>> Start Dataset excerpts
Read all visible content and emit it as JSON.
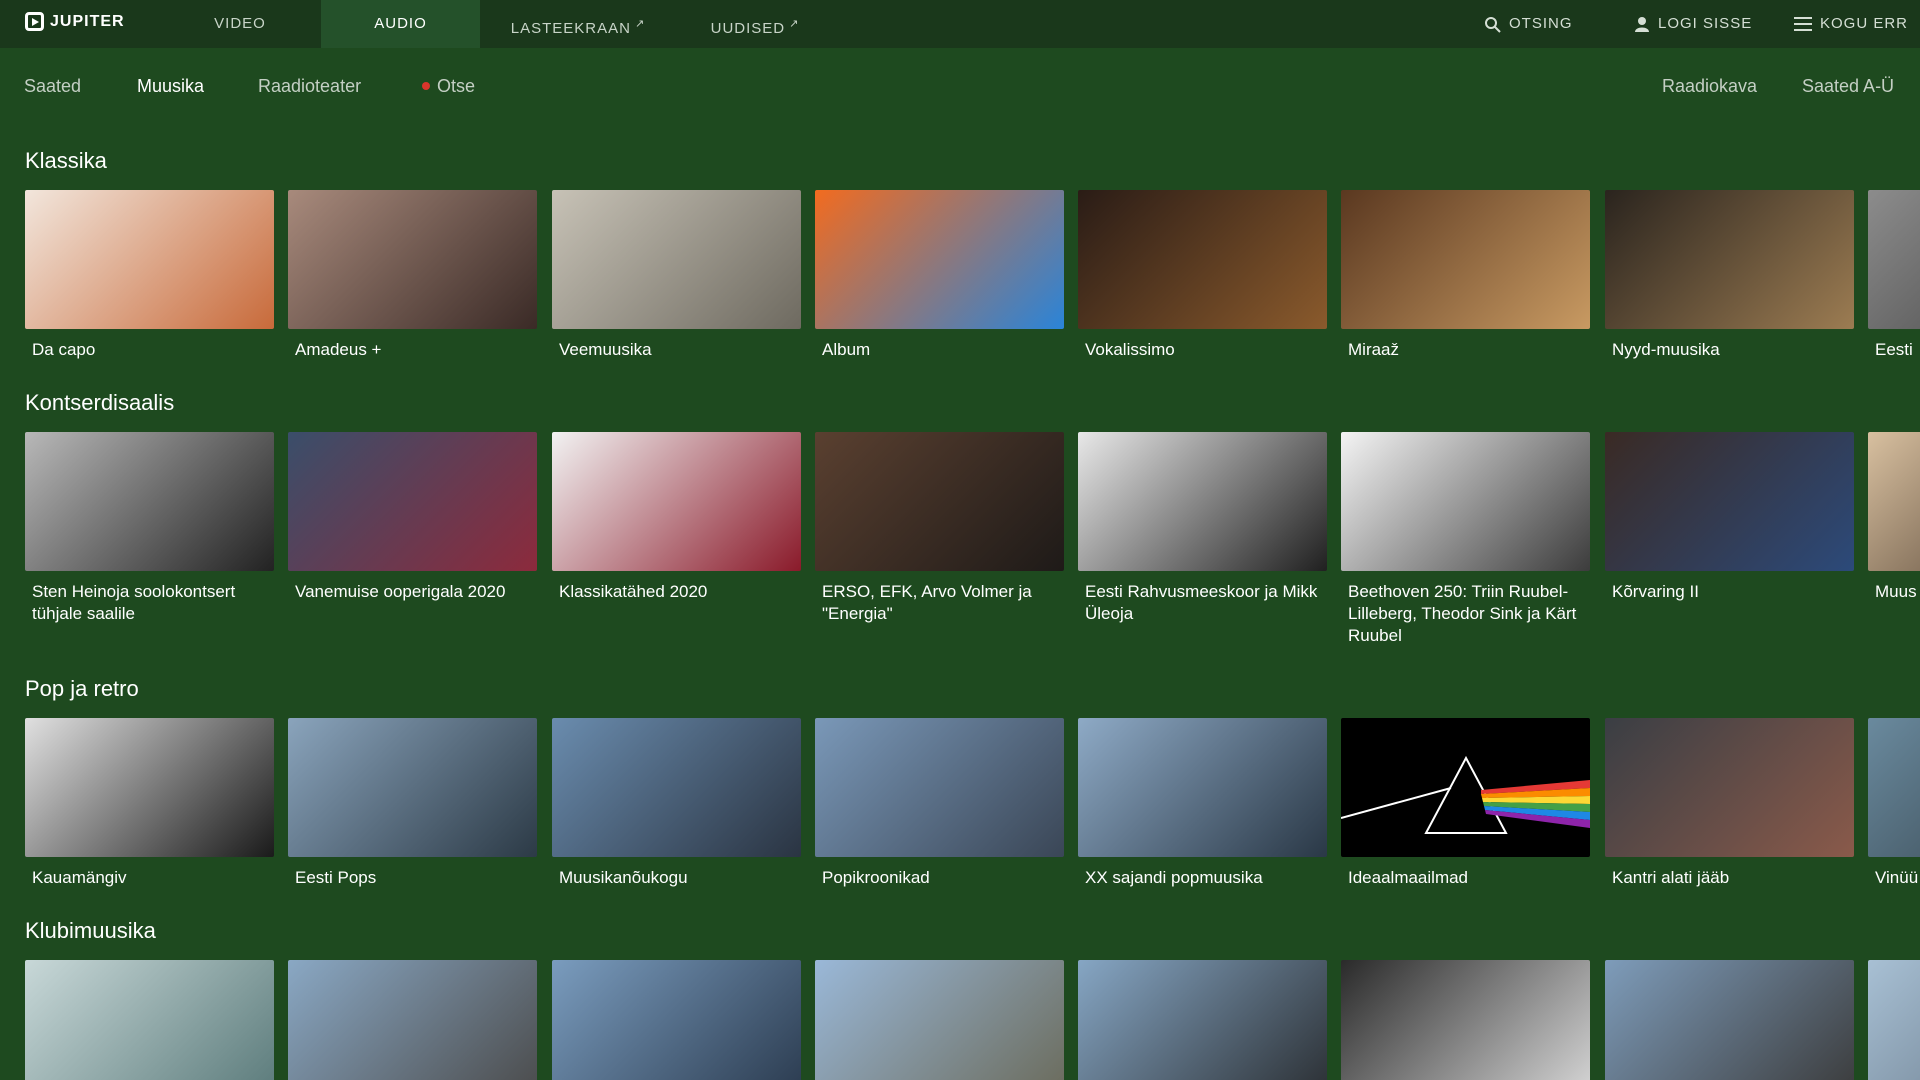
{
  "nav": {
    "logo": "JUPITER",
    "tabs": [
      {
        "label": "VIDEO"
      },
      {
        "label": "AUDIO"
      },
      {
        "label": "LASTEEKRAAN"
      },
      {
        "label": "UUDISED"
      }
    ],
    "search": "OTSING",
    "login": "LOGI SISSE",
    "menu": "KOGU ERR"
  },
  "subnav": {
    "left": [
      "Saated",
      "Muusika",
      "Raadioteater",
      "Otse"
    ],
    "right": [
      "Raadiokava",
      "Saated A-Ü"
    ]
  },
  "sections": [
    {
      "title": "Klassika",
      "items": [
        {
          "label": "Da capo",
          "thumb": [
            "#f2e6dc",
            "#c86a3a"
          ]
        },
        {
          "label": "Amadeus +",
          "thumb": [
            "#a88a7c",
            "#3a2a26"
          ]
        },
        {
          "label": "Veemuusika",
          "thumb": [
            "#c7c2b6",
            "#6e6a60"
          ]
        },
        {
          "label": "Album",
          "thumb": [
            "#f26b1f",
            "#2a84d8"
          ]
        },
        {
          "label": "Vokalissimo",
          "thumb": [
            "#2a1c16",
            "#8a5a2c"
          ]
        },
        {
          "label": "Miraaž",
          "thumb": [
            "#5a3820",
            "#c89a62"
          ]
        },
        {
          "label": "Nyyd-muusika",
          "thumb": [
            "#2a241e",
            "#9c7c52"
          ]
        },
        {
          "label": "Eesti",
          "thumb": [
            "#8c8c8c",
            "#3c3c3c"
          ]
        }
      ]
    },
    {
      "title": "Kontserdisaalis",
      "items": [
        {
          "label": "Sten Heinoja soolokontsert tühjale saalile",
          "thumb": [
            "#b8b8b8",
            "#222222"
          ]
        },
        {
          "label": "Vanemuise ooperigala 2020",
          "thumb": [
            "#3a4e6a",
            "#8c2a3c"
          ]
        },
        {
          "label": "Klassikatähed 2020",
          "thumb": [
            "#f2f2f2",
            "#8a1a2a"
          ]
        },
        {
          "label": "ERSO, EFK, Arvo Volmer ja \"Energia\"",
          "thumb": [
            "#5a4030",
            "#1e1a18"
          ]
        },
        {
          "label": "Eesti Rahvusmeeskoor ja Mikk Üleoja",
          "thumb": [
            "#e8e8e8",
            "#202020"
          ]
        },
        {
          "label": "Beethoven 250: Triin Ruubel-Lilleberg, Theodor Sink ja Kärt Ruubel",
          "thumb": [
            "#f4f4f4",
            "#3c3c3c"
          ]
        },
        {
          "label": "Kõrvaring II",
          "thumb": [
            "#3a2a24",
            "#2c4a7a"
          ]
        },
        {
          "label": "Muus ja Hu",
          "thumb": [
            "#d8c0a0",
            "#3a2a1e"
          ]
        }
      ]
    },
    {
      "title": "Pop ja retro",
      "items": [
        {
          "label": "Kauamängiv",
          "thumb": [
            "#e0e0e0",
            "#1a1a1a"
          ]
        },
        {
          "label": "Eesti Pops",
          "thumb": [
            "#8aa4bc",
            "#2c3a46"
          ]
        },
        {
          "label": "Muusikanõukogu",
          "thumb": [
            "#6a8cae",
            "#2a3442"
          ]
        },
        {
          "label": "Popikroonikad",
          "thumb": [
            "#7a98b8",
            "#3a4656"
          ]
        },
        {
          "label": "XX sajandi popmuusika",
          "thumb": [
            "#8eaac6",
            "#2a3846"
          ]
        },
        {
          "label": "Ideaalmaailmad",
          "thumb": [
            "#000000",
            "#000000"
          ]
        },
        {
          "label": "Kantri alati jääb",
          "thumb": [
            "#3a3e44",
            "#8a5a4a"
          ]
        },
        {
          "label": "Vinüü",
          "thumb": [
            "#6a8a9e",
            "#2e3a42"
          ]
        }
      ]
    },
    {
      "title": "Klubimuusika",
      "items": [
        {
          "label": "",
          "thumb": [
            "#c8d8d8",
            "#5a7a7a"
          ]
        },
        {
          "label": "",
          "thumb": [
            "#8aa8c4",
            "#4a4a4a"
          ]
        },
        {
          "label": "",
          "thumb": [
            "#7a9cbe",
            "#2a3a4e"
          ]
        },
        {
          "label": "",
          "thumb": [
            "#9ab8d8",
            "#6a6a5a"
          ]
        },
        {
          "label": "",
          "thumb": [
            "#86a6c4",
            "#2a2e32"
          ]
        },
        {
          "label": "",
          "thumb": [
            "#2a2a2a",
            "#d8d8d8"
          ]
        },
        {
          "label": "",
          "thumb": [
            "#7e9cba",
            "#3a3a3a"
          ]
        },
        {
          "label": "",
          "thumb": [
            "#a8c0d4",
            "#5a6a7a"
          ]
        }
      ]
    }
  ]
}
>> End Dataset excerpts
Given task
Check all the records above and select each line where the string "title" is found.

Response for this exercise
      "title": "Klassika",
      "title": "Kontserdisaalis",
      "title": "Pop ja retro",
      "title": "Klubimuusika",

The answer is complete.